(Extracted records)
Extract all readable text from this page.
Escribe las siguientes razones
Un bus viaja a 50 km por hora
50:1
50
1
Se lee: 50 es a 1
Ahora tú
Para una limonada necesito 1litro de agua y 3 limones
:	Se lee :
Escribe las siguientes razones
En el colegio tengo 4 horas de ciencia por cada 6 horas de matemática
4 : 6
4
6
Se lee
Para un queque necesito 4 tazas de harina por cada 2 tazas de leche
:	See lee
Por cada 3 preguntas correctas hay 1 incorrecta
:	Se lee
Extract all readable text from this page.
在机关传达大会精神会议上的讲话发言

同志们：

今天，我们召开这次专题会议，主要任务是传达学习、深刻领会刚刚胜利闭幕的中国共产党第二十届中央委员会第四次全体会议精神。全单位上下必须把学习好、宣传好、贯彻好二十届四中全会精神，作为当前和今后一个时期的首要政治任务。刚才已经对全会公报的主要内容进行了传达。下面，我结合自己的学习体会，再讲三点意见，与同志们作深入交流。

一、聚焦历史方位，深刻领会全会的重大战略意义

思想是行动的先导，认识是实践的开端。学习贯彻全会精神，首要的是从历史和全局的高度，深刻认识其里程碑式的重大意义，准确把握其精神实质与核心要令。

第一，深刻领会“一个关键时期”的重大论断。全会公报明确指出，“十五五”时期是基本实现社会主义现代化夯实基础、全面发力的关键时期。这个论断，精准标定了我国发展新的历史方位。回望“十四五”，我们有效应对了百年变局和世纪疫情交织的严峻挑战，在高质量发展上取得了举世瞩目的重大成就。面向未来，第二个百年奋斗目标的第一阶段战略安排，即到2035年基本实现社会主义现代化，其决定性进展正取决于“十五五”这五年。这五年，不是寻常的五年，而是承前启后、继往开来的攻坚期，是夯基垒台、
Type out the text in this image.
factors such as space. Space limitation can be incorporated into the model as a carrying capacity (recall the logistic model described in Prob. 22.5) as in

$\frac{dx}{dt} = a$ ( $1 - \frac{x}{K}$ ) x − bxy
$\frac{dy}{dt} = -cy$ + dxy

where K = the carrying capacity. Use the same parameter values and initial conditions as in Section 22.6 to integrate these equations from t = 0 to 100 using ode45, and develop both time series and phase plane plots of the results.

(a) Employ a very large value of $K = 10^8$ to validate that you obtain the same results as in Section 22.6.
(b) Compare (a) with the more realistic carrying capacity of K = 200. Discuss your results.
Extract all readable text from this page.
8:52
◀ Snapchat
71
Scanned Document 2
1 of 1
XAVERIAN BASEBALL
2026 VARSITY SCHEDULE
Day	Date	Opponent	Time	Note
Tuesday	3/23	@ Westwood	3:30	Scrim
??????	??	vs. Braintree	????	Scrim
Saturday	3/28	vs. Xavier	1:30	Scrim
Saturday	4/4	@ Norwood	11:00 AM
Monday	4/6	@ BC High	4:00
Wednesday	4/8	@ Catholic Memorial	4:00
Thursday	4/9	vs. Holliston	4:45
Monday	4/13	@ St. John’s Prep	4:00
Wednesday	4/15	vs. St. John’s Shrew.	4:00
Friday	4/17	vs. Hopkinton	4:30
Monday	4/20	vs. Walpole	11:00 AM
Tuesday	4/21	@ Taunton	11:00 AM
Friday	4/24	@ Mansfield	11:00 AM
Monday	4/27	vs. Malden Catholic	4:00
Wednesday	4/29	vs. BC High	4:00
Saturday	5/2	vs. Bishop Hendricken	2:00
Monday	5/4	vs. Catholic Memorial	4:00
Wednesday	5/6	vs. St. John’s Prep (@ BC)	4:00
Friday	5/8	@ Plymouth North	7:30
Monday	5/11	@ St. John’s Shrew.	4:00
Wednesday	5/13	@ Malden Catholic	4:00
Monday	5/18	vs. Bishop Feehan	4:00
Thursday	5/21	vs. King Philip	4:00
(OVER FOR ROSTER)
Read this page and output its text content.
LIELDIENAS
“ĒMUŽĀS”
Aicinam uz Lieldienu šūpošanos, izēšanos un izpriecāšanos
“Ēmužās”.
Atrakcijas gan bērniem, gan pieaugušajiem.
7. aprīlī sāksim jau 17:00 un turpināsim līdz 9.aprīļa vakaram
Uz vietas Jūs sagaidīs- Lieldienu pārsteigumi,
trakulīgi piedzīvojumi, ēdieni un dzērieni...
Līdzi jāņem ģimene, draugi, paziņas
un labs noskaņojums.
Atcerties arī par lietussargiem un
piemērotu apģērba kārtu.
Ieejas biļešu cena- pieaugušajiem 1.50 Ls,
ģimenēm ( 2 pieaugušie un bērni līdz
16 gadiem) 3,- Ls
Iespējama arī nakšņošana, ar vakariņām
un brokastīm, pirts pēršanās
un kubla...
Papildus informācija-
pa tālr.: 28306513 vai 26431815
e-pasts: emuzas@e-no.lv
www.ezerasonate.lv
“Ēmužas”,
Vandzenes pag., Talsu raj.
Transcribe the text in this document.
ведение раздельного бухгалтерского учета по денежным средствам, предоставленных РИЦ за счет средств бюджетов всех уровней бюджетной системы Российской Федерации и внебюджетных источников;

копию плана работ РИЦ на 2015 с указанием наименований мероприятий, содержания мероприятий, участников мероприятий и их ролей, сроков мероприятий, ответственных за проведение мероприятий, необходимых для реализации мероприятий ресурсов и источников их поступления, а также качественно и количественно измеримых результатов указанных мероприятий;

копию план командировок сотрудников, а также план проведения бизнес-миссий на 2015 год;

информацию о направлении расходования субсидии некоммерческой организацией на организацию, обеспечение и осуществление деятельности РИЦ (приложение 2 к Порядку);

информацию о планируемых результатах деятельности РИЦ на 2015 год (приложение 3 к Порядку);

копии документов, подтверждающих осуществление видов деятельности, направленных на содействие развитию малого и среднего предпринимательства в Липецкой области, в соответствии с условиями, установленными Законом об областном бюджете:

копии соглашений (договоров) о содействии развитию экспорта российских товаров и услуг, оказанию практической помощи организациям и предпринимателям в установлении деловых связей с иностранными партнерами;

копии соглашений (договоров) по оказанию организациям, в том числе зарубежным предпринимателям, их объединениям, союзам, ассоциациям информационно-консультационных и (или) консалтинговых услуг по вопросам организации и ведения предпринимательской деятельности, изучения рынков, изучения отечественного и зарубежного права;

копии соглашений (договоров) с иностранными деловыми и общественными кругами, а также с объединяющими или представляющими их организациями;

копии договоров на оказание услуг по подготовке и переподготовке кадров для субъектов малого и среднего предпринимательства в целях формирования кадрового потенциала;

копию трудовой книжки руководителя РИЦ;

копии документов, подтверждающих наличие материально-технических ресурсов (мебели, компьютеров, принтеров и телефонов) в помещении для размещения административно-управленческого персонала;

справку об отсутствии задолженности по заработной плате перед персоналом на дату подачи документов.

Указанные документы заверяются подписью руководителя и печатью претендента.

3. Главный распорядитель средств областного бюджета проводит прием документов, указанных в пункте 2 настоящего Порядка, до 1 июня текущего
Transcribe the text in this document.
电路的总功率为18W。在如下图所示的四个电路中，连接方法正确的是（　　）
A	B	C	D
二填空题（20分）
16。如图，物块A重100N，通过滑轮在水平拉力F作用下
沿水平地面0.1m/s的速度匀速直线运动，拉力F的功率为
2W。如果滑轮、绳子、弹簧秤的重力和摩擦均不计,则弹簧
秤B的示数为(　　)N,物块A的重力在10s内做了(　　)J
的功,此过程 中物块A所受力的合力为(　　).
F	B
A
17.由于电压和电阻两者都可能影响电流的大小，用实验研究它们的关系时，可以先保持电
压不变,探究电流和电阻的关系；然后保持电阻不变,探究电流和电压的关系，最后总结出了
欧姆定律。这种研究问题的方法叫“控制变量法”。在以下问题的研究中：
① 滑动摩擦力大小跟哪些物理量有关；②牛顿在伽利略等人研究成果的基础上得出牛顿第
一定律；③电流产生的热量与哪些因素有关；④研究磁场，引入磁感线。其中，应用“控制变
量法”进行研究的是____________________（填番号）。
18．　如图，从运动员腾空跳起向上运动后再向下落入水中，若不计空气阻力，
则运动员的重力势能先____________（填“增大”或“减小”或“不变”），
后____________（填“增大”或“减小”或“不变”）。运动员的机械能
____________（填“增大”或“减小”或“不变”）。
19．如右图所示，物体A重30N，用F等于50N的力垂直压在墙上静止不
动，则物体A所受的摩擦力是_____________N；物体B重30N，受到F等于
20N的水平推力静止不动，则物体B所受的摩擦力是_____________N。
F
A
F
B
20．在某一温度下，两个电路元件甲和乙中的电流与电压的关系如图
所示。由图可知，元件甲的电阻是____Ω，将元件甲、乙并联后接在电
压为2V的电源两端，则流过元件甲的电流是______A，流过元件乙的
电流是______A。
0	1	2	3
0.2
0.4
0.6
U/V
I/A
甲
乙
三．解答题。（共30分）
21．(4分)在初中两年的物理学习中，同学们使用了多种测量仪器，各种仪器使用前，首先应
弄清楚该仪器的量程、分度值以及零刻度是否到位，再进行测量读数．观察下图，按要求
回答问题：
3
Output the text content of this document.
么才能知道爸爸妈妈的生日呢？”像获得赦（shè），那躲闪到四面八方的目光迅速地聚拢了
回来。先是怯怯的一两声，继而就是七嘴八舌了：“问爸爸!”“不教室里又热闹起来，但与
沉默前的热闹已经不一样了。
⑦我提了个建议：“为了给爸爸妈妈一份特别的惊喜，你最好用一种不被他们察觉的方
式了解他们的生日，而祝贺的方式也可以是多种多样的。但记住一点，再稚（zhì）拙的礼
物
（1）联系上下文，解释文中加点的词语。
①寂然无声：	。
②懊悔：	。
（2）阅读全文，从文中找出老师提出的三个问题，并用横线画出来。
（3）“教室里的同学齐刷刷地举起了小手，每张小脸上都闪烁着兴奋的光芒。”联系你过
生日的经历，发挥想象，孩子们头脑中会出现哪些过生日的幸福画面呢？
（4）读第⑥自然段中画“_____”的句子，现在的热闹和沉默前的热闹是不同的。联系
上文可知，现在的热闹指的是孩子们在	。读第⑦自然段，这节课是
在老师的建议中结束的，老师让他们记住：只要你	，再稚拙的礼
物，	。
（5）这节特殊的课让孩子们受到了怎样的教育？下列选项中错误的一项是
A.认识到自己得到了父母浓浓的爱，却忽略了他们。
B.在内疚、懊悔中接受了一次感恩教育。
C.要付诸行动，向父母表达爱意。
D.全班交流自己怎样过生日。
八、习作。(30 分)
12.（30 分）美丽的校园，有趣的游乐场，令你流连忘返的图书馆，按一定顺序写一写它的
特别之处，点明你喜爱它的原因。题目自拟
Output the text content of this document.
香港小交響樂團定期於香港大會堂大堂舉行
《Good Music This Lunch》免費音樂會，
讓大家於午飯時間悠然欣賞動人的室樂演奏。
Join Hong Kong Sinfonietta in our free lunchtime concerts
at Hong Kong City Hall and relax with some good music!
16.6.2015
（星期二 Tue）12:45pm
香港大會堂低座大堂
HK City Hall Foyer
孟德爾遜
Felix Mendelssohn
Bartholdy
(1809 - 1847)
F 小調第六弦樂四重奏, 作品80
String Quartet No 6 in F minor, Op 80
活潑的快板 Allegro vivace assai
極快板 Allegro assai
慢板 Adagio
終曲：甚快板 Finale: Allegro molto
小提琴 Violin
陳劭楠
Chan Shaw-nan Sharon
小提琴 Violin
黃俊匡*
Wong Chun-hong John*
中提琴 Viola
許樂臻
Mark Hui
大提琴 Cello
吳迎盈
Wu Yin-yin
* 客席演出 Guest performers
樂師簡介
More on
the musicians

* Description of the task:
Scan the material above. Copy each line that holds the word "Memorial".

* Task response:
Wednesday	4/8	@ Catholic Memorial	4:00
Monday	5/4	vs. Catholic Memorial	4:00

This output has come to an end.